Instructions for the task:
The records below need retyping in full; give them again exactly.
-------- Data for the task --------
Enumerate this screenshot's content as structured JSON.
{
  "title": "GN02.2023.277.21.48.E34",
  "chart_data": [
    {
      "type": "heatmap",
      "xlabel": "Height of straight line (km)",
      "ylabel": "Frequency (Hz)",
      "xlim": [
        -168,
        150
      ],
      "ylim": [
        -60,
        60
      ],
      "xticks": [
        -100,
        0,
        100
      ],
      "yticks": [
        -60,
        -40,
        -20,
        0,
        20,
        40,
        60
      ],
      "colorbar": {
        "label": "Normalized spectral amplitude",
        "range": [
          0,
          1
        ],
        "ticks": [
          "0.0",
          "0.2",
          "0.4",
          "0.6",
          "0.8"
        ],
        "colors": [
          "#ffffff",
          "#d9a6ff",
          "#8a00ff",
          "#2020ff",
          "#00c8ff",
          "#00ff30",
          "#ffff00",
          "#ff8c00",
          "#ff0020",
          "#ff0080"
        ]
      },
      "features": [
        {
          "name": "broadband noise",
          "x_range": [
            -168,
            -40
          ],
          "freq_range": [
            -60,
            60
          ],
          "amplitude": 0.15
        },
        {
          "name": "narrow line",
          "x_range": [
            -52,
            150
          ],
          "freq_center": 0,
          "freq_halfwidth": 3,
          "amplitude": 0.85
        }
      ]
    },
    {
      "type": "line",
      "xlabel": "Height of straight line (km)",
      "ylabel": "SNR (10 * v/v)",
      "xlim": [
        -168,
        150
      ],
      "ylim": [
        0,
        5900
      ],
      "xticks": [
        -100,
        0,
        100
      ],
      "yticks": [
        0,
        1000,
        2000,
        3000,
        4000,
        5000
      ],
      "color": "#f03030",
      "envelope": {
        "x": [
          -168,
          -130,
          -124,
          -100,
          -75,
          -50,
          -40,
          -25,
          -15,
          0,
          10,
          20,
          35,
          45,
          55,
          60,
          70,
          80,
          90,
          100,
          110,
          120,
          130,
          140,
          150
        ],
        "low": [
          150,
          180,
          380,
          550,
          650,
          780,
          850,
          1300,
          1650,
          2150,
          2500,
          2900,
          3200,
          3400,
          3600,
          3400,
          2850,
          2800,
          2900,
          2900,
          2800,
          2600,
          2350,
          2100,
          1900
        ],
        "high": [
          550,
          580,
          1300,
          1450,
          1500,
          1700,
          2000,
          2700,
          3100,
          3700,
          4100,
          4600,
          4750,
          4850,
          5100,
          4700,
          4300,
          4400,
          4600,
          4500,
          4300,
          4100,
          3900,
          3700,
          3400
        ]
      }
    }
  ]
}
--------
Task result:
Enumerate this screenshot's content as structured JSON.
{
  "title": "GN02.2023.277.21.48.E34",
  "chart_data": [
    {
      "type": "heatmap",
      "xlabel": "Height of straight line (km)",
      "ylabel": "Frequency (Hz)",
      "xlim": [
        -168,
        150
      ],
      "ylim": [
        -60,
        60
      ],
      "xticks": [
        -100,
        0,
        100
      ],
      "yticks": [
        -60,
        -40,
        -20,
        0,
        20,
        40,
        60
      ],
      "colorbar": {
        "label": "Normalized spectral amplitude",
        "range": [
          0,
          1
        ],
        "ticks": [
          "0.0",
          "0.2",
          "0.4",
          "0.6",
          "0.8"
        ],
        "colors": [
          "#ffffff",
          "#d9a6ff",
          "#8a00ff",
          "#2020ff",
          "#00c8ff",
          "#00ff30",
          "#ffff00",
          "#ff8c00",
          "#ff0020",
          "#ff0080"
        ]
      },
      "features": [
        {
          "name": "broadband noise",
          "x_range": [
            -168,
            -40
          ],
          "freq_range": [
            -60,
            60
          ],
          "amplitude": 0.15
        },
        {
          "name": "narrow line",
          "x_range": [
            -52,
            150
          ],
          "freq_center": 0,
          "freq_halfwidth": 3,
          "amplitude": 0.85
        }
      ]
    },
    {
      "type": "line",
      "xlabel": "Height of straight line (km)",
      "ylabel": "SNR (10 * v/v)",
      "xlim": [
        -168,
        150
      ],
      "ylim": [
        0,
        5900
      ],
      "xticks": [
        -100,
        0,
        100
      ],
      "yticks": [
        0,
        1000,
        2000,
        3000,
        4000,
        5000
      ],
      "color": "#f03030",
      "envelope": {
        "x": [
          -168,
          -130,
          -124,
          -100,
          -75,
          -50,
          -40,
          -25,
          -15,
          0,
          10,
          20,
          35,
          45,
          55,
          60,
          70,
          80,
          90,
          100,
          110,
          120,
          130,
          140,
          150
        ],
        "low": [
          150,
          180,
          380,
          550,
          650,
          780,
          850,
          1300,
          1650,
          2150,
          2500,
          2900,
          3200,
          3400,
          3600,
          3400,
          2850,
          2800,
          2900,
          2900,
          2800,
          2600,
          2350,
          2100,
          1900
        ],
        "high": [
          550,
          580,
          1300,
          1450,
          1500,
          1700,
          2000,
          2700,
          3100,
          3700,
          4100,
          4600,
          4750,
          4850,
          5100,
          4700,
          4300,
          4400,
          4600,
          4500,
          4300,
          4100,
          3900,
          3700,
          3400
        ]
      }
    }
  ]
}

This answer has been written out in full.